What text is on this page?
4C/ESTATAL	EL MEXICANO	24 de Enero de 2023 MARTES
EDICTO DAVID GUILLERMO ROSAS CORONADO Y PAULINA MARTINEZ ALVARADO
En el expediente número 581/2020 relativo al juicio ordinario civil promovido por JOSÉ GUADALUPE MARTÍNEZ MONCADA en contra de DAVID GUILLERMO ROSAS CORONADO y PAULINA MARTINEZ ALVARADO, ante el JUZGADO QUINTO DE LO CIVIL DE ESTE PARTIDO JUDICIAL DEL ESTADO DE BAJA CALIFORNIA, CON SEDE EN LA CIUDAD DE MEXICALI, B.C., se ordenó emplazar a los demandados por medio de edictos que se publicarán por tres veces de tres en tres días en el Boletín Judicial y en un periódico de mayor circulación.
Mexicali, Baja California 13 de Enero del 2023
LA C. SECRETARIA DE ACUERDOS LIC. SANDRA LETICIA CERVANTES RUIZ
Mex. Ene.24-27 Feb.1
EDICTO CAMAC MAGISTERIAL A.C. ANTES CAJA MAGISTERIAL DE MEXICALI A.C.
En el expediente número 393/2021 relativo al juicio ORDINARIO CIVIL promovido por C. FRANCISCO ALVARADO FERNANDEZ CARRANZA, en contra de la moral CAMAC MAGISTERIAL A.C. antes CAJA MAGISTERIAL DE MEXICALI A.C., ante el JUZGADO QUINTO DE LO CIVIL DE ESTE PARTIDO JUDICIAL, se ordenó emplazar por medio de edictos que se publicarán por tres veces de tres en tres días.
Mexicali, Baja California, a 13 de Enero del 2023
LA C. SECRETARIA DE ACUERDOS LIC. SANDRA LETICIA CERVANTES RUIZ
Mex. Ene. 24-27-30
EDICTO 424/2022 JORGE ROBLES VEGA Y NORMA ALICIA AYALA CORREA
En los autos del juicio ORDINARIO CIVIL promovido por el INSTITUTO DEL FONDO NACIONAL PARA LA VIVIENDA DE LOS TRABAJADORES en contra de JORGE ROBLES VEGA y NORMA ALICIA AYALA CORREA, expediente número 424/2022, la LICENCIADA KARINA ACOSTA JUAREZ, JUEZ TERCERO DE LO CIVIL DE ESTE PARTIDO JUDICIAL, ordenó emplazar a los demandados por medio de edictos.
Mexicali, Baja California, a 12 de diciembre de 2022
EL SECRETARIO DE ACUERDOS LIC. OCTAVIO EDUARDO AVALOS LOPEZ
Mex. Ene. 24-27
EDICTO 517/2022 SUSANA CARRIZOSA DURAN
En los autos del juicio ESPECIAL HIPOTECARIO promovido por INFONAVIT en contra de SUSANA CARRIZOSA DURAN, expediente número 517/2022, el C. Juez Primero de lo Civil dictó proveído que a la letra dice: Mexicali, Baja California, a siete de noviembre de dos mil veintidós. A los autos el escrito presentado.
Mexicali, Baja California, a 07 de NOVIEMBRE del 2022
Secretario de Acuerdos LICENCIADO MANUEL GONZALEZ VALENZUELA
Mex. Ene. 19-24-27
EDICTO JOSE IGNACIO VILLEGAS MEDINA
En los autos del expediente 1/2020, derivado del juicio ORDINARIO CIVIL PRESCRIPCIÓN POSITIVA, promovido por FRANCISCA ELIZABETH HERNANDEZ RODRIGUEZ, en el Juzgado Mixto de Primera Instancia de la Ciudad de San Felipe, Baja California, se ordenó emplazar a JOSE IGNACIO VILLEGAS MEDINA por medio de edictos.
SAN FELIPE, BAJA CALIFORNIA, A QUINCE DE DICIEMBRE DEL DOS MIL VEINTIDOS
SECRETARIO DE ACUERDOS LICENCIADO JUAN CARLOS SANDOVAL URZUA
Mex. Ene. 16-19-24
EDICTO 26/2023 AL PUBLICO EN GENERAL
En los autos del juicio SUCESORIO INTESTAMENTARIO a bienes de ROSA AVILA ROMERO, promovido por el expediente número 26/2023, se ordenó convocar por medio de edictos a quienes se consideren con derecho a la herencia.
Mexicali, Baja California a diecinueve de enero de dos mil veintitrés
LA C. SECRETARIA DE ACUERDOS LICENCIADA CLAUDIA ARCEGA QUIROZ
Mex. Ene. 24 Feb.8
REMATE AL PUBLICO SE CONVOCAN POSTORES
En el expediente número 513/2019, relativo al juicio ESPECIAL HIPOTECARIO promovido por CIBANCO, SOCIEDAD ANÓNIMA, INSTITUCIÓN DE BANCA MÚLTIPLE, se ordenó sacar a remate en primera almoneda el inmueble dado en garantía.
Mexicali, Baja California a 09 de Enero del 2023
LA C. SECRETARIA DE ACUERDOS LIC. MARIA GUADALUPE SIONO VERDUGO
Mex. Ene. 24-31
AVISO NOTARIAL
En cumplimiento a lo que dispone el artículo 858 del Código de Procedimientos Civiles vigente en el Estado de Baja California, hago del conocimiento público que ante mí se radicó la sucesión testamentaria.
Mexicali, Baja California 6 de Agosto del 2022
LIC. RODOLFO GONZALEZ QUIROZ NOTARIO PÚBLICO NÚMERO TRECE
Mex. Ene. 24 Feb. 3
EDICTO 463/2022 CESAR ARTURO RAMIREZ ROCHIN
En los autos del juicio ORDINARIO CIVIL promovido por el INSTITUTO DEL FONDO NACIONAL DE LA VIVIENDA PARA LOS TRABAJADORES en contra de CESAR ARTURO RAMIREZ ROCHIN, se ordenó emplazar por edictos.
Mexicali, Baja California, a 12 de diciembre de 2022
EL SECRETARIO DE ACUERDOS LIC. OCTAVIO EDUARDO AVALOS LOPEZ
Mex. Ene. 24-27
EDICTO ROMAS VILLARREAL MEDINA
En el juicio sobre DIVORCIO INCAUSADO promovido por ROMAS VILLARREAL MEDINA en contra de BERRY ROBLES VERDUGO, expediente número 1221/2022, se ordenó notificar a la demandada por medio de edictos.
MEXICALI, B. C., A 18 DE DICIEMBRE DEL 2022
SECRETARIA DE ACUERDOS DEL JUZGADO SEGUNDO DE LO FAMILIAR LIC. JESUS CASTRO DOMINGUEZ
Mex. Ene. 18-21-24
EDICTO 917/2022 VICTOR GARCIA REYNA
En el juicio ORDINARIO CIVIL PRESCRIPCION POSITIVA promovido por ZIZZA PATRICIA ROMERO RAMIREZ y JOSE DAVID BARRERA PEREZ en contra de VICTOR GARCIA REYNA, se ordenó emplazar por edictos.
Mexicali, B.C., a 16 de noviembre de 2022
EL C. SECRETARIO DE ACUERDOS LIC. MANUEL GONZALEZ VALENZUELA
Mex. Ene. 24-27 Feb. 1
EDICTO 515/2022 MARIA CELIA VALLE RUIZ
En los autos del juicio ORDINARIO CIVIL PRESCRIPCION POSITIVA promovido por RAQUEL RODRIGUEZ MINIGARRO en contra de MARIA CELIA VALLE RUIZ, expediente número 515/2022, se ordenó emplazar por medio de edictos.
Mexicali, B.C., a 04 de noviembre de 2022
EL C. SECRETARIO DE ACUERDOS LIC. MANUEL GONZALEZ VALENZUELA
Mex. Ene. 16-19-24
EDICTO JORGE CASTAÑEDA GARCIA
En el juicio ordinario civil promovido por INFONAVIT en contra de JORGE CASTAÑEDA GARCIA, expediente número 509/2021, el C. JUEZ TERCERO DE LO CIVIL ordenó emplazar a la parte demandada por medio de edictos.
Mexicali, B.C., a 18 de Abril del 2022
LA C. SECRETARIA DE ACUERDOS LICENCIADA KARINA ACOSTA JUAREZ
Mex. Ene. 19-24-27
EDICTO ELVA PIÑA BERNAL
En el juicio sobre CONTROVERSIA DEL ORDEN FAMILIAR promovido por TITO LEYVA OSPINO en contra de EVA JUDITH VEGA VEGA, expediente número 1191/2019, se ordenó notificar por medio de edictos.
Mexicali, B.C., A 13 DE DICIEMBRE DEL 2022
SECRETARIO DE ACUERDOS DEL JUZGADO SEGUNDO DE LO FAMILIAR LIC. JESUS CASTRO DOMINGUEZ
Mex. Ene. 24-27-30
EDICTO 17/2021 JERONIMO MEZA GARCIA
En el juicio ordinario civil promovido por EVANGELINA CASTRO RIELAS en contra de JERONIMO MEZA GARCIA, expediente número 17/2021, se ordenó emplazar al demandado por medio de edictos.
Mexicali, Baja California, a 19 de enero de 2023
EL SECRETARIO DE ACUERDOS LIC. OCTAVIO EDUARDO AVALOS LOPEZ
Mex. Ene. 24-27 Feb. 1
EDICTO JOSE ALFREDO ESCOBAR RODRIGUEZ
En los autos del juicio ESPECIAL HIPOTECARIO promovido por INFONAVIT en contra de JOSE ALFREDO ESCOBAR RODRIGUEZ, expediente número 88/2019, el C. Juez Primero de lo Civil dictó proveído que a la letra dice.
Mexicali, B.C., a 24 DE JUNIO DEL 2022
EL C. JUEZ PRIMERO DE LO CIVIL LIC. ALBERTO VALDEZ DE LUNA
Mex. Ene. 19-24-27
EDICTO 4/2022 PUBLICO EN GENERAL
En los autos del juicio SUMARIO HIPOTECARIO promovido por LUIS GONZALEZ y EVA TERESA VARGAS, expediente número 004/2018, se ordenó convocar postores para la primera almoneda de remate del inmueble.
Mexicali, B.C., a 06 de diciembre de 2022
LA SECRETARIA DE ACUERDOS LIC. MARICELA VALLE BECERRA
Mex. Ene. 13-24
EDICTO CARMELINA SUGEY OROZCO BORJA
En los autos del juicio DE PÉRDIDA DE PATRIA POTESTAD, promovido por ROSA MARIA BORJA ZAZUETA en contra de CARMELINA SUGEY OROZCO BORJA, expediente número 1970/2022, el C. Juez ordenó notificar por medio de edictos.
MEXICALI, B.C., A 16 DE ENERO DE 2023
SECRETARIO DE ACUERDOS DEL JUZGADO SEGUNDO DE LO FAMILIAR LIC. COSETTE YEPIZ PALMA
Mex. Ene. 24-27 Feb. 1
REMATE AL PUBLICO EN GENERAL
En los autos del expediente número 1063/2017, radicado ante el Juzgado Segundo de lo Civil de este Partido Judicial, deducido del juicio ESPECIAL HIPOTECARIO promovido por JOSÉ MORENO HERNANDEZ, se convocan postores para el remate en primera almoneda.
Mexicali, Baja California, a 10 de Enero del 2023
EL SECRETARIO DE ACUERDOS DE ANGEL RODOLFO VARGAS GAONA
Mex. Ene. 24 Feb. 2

----------

## WHAT IS REQUIRED:
From the listing above, copy all lines holding the word "proveído".

## FINISHED EXERCISE:
En los autos del juicio ESPECIAL HIPOTECARIO promovido por INFONAVIT en contra de SUSANA CARRIZOSA DURAN, expediente número 517/2022, el C. Juez Primero de lo Civil dictó proveído que a la letra dice: Mexicali, Baja California, a siete de noviembre de dos mil veintidós. A los autos el escrito presentado.
En los autos del juicio ESPECIAL HIPOTECARIO promovido por INFONAVIT en contra de JOSE ALFREDO ESCOBAR RODRIGUEZ, expediente número 88/2019, el C. Juez Primero de lo Civil dictó proveído que a la letra dice.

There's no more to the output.